TASK ITEM >>
For each statement below, say yes or no to whether it agrees with the article on auto loans, and quote the words of the article that decide it.
1. CarDealershipGuy expects a massive wave of car repossessions in 2023.
2. Musk described the thread as a bad prediction.
3. Edmunds research analysts say interest rates for new and used vehicles are falling.

___ TEXT PROVIDED

As the auto industry faces some of the harshest effects of the Federal Reserve’s rising interest rates to battle inflation, Tesla CEO Elon Musk and others are warning the public about the potential for a major financial crisis in the auto industry.
Above: A nearly empty car lot. (Image: Iewek Gnos / Unsplash)
@Musk tweeted that a delicate situation with auto loans could “potentially” become “the biggest financial crisis ever,” as detailed in a report from The Street. The warning came in response to a retweet of a post from Twitter account @CarDealershipGuy, a highly followed and well informed account claiming to be an anonymous car dealer group CEO.
CarDealershipGuy posted about monetary concerns following the Fed’s recent round of rising interest rates, which they say could create “the perfect storm” for consumers, dealers and lenders.
“This morning I discovered something *extremely* alarming happening in the car market, specifically in auto lending,” CarDealershipGuy said in a tweet. “I'm now convinced that there is a massive wave of car repossessions coming in 2023."
Be sure to click on the tweet and check out the entire thread, it's worth it.
The account went on to explain this wave of repossessions, saying that many people who took out large loans on vehicles in 2020 and 2021 are now facing significantly declining value on their purchase. When trying to trade vehicles in, dealerships will be forced to decline due to the consumer owing more than the value of the car.
As a result, CarDealershipGuy says the “only way” for lenders to finance vehicles and help dealers get cars in the hands of consumers is to waive the open auto stipulations on loans — effectively letting buyers take out an additional loan while a first loan is still in progress, creating a high risk of default.
The take even got the thumbs up from @Musk, who called it a “good prediction,” in response to the thread, before sharing the above warning of his own.
Experts have noted the Fed’s monetary policy increasing the cost of car loans, just as inflation reaches its highest point in the last 40 years. Consumers are likely to become more hesitant to take out loans, according to Edmunds.
"Interest rates for new and used vehicles are skyrocketing," said Edmunds research analysts.
Edmunds executive director of insights Jessica Caldwell echoed some of Wood’s concerns, noting that the current market doesn’t allow for some of the benefits available to buyers decades ago — instead, the emerging EV market hasn’t quite solved the affordability question yet.
"The last time interest rates were this high, consumers could at least rely on lower vehicle prices and a greater range of inventory to soften the blow," Caldwell said. "That simply isn’t the case in this market.”

______
___ PROVIDED MATERIAL

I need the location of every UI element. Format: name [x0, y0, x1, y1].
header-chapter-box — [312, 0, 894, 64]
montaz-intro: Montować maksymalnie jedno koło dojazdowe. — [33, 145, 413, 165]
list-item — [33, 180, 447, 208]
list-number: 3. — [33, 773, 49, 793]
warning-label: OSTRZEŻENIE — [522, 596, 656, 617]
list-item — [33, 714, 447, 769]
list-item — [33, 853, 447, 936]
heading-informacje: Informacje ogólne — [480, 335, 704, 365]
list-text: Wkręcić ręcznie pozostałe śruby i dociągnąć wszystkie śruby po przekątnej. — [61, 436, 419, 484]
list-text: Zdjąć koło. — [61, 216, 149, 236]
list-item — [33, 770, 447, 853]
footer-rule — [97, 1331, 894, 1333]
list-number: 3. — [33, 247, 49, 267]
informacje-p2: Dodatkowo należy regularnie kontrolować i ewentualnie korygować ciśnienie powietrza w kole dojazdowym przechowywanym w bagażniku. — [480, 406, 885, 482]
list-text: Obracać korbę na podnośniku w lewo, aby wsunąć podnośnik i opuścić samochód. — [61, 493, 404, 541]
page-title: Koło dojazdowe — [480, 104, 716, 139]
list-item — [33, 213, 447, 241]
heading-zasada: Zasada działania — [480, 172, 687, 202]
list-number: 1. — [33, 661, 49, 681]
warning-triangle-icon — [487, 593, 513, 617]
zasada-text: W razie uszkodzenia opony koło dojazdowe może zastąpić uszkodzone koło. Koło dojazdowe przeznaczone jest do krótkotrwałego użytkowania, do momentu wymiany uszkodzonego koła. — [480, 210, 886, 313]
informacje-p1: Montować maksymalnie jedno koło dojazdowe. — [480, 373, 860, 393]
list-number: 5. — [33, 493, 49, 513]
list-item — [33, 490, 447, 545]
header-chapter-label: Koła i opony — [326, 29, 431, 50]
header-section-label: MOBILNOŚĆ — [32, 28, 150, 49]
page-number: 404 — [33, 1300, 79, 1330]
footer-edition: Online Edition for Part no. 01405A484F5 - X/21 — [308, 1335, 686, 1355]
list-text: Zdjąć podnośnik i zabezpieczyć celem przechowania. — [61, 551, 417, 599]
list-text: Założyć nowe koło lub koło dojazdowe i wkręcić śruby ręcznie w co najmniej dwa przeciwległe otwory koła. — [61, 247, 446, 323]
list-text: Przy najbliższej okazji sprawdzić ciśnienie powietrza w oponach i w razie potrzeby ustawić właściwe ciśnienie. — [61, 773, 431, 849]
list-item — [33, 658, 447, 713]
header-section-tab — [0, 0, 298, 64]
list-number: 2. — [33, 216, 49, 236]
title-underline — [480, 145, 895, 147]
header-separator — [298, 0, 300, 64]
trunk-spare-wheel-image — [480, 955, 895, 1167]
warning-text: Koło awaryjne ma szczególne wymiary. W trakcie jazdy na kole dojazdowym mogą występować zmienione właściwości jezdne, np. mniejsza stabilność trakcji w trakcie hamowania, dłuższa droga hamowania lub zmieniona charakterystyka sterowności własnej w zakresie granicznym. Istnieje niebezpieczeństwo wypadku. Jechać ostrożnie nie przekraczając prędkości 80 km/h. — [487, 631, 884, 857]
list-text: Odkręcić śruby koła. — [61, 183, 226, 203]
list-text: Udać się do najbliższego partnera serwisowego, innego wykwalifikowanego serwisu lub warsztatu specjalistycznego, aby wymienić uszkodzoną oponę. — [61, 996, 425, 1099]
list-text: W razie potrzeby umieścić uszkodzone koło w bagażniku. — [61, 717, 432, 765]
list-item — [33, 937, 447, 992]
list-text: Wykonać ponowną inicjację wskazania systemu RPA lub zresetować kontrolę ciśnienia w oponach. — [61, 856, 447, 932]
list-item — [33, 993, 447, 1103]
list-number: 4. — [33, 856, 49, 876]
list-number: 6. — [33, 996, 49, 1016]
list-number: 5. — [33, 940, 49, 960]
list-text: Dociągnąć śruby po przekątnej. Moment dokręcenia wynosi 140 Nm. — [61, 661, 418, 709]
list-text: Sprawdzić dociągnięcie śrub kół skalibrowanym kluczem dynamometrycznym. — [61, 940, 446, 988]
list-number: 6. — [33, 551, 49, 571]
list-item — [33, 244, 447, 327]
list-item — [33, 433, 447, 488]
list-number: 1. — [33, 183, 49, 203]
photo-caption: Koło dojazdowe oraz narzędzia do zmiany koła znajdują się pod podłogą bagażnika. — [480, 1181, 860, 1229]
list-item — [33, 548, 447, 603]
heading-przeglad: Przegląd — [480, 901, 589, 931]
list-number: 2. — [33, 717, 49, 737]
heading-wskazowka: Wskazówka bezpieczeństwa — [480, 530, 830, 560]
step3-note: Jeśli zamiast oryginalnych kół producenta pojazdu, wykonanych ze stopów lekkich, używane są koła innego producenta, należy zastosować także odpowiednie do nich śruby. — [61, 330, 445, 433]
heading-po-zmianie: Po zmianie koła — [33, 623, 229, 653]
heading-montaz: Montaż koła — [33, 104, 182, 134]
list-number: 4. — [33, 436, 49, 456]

______

ANSWER >>
1. Yes: "I'm now convinced that there is a massive wave of car repossessions coming in 2023."
2. No: "who called it a “good prediction,”"
3. No: "Interest rates for new and used vehicles are skyrocketing,"